* _Task objective_
Pull out every line below that holds the word "this".

* _Exercise data_

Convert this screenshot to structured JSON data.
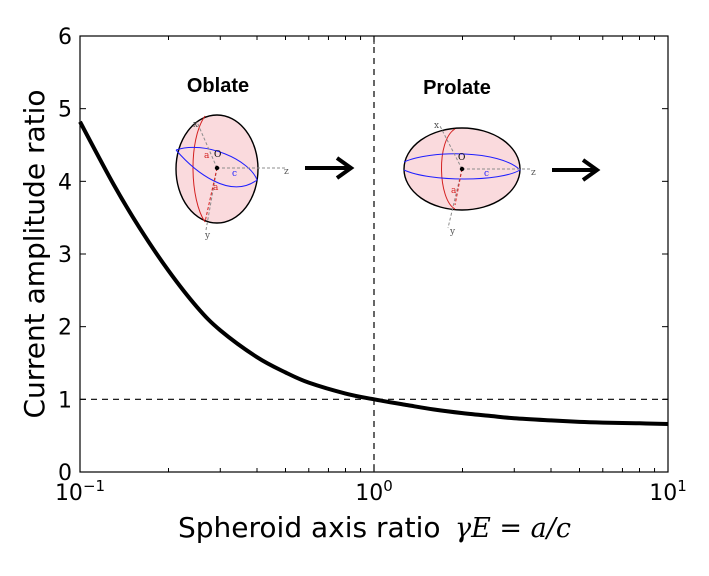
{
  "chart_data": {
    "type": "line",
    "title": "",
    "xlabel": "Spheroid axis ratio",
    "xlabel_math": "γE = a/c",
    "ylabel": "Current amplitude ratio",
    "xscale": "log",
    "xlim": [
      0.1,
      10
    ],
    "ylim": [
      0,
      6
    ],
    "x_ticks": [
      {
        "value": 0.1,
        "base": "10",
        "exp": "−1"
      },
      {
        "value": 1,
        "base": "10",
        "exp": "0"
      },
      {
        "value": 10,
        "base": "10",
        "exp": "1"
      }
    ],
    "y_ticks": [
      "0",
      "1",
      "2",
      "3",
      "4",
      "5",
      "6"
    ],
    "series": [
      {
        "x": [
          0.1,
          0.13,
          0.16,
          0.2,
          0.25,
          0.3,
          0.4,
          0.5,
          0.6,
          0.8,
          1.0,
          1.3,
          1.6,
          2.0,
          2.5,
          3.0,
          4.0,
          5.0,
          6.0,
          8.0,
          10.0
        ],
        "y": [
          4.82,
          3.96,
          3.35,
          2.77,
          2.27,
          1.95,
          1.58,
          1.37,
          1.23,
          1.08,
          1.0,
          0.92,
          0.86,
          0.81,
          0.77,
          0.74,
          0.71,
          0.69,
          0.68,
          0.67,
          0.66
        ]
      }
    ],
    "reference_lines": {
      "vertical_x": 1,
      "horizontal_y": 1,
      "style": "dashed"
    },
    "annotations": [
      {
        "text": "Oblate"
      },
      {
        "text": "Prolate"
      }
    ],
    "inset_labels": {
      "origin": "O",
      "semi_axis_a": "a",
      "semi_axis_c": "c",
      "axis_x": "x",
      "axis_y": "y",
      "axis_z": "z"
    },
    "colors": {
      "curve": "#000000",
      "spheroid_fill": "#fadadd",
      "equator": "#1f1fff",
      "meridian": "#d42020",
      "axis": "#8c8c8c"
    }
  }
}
* * *
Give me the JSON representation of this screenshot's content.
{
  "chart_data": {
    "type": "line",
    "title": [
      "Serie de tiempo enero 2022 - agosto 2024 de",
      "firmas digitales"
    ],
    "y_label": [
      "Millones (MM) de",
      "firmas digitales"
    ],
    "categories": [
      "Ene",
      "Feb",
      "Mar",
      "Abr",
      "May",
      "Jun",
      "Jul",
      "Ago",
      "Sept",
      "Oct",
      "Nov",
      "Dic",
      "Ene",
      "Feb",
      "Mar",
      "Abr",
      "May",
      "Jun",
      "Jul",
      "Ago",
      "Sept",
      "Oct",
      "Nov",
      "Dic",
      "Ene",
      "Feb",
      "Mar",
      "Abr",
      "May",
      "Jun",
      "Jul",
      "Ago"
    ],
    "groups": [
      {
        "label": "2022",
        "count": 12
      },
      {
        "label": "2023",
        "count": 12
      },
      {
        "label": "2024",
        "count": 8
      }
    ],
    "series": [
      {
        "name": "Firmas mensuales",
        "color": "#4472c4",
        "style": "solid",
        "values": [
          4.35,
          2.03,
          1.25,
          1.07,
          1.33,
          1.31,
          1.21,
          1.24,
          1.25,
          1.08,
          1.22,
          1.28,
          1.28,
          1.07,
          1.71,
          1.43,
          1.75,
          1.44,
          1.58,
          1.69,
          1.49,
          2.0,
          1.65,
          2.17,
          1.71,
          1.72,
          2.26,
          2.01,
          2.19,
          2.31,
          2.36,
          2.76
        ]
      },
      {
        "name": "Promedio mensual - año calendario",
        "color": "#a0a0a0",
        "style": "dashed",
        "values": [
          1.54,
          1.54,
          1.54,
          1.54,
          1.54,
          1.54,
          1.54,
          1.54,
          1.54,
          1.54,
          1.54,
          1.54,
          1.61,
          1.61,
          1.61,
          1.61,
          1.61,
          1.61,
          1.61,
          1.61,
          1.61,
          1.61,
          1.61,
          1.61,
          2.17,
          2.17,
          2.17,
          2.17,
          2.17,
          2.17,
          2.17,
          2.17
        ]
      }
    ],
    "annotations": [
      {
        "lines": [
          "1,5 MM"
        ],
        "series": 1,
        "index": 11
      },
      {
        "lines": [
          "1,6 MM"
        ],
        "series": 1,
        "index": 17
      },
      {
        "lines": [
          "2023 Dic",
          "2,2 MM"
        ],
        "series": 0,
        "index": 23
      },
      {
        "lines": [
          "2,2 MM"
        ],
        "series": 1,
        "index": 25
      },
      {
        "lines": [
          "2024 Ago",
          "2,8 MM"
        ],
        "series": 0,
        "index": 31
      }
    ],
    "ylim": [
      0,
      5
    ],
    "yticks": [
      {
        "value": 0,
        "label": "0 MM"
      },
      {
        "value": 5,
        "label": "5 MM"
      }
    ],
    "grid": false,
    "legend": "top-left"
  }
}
* * *
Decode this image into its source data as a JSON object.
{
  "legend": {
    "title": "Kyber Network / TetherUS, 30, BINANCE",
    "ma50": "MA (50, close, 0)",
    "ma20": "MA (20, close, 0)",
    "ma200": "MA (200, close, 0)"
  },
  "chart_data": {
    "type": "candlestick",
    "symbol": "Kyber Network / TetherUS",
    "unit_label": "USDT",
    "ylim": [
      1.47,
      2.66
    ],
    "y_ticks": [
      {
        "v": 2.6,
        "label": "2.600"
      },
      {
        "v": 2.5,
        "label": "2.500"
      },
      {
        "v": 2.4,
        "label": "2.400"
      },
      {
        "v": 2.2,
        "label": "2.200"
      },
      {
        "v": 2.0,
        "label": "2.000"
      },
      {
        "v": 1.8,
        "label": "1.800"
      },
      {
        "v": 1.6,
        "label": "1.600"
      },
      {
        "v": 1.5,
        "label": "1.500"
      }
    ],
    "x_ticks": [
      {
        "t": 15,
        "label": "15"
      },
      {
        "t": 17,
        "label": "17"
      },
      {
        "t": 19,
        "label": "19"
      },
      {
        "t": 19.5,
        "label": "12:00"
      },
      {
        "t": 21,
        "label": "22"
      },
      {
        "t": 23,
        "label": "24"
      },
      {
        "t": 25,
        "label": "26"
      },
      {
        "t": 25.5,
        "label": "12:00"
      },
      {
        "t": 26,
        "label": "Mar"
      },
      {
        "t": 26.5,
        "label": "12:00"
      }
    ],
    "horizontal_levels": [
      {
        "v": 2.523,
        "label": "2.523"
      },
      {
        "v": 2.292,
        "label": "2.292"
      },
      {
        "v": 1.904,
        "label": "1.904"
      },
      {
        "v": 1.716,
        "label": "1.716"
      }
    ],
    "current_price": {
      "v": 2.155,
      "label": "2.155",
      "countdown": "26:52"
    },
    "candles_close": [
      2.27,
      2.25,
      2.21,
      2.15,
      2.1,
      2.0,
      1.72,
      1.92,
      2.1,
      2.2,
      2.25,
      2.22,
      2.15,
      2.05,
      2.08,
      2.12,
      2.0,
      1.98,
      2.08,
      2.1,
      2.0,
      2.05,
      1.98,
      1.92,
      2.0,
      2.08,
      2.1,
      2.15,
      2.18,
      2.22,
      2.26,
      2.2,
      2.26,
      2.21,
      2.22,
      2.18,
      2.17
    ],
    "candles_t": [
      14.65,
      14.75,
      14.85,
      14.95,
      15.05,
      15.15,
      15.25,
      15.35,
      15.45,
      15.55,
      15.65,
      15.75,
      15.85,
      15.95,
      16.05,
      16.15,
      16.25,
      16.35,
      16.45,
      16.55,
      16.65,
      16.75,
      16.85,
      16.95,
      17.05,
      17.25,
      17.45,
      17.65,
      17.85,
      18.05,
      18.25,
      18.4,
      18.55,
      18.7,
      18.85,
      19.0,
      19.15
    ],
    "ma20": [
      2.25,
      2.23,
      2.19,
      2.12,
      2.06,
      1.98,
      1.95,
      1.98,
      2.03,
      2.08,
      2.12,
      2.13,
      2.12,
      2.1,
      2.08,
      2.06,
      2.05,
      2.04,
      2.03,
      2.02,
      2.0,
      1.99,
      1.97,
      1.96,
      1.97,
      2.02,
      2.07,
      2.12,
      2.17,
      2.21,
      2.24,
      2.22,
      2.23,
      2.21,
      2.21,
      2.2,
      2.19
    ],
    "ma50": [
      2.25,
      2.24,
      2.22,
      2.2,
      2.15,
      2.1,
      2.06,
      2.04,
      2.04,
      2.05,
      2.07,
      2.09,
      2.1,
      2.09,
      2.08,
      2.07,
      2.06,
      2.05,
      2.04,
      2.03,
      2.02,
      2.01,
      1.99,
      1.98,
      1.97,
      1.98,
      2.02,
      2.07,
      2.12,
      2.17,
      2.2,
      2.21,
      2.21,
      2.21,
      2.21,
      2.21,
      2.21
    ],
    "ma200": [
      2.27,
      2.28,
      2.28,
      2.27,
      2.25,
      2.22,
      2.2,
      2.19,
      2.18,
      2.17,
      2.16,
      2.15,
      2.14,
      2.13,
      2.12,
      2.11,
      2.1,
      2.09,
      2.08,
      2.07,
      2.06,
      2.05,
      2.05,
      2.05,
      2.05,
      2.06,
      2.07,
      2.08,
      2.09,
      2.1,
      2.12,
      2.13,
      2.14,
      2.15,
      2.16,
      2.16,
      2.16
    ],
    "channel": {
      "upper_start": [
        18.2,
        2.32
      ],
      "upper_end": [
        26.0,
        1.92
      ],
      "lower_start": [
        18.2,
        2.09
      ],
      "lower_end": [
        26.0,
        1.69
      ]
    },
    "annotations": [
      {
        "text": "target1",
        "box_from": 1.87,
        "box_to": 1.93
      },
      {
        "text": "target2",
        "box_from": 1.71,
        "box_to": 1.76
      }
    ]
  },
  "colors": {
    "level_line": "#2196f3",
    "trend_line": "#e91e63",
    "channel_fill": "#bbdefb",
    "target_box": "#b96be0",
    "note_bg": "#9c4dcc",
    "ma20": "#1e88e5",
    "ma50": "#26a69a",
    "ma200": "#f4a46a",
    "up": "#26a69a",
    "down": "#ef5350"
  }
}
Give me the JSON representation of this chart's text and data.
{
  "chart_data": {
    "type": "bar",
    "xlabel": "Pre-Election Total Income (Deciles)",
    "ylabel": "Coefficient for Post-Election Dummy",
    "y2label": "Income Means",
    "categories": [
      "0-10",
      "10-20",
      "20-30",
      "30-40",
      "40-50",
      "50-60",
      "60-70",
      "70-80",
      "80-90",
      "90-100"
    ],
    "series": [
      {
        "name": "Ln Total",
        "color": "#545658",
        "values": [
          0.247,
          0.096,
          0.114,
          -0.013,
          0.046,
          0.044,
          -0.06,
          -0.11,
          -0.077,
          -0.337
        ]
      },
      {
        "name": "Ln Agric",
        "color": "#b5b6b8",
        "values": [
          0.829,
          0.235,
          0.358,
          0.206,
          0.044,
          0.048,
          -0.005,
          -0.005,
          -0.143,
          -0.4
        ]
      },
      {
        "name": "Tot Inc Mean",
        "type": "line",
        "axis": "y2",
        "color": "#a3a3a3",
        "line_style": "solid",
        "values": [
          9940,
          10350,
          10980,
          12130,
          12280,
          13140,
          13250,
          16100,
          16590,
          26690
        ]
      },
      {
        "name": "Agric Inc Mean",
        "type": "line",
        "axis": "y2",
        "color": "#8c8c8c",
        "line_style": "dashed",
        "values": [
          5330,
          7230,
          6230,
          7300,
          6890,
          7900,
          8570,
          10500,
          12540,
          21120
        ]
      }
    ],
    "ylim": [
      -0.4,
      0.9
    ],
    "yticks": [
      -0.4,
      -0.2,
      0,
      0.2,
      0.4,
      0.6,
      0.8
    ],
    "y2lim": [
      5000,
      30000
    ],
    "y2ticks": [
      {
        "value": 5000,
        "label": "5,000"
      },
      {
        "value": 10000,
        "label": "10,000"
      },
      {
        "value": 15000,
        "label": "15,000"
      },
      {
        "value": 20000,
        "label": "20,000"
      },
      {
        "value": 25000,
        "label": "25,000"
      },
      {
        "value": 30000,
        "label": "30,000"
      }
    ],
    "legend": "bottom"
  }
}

* _Exercise result_
Convert this screenshot to structured JSON data.
Give me the JSON representation of this screenshot's content.
Decode this image into its source data as a JSON object.
Give me the JSON representation of this chart's text and data.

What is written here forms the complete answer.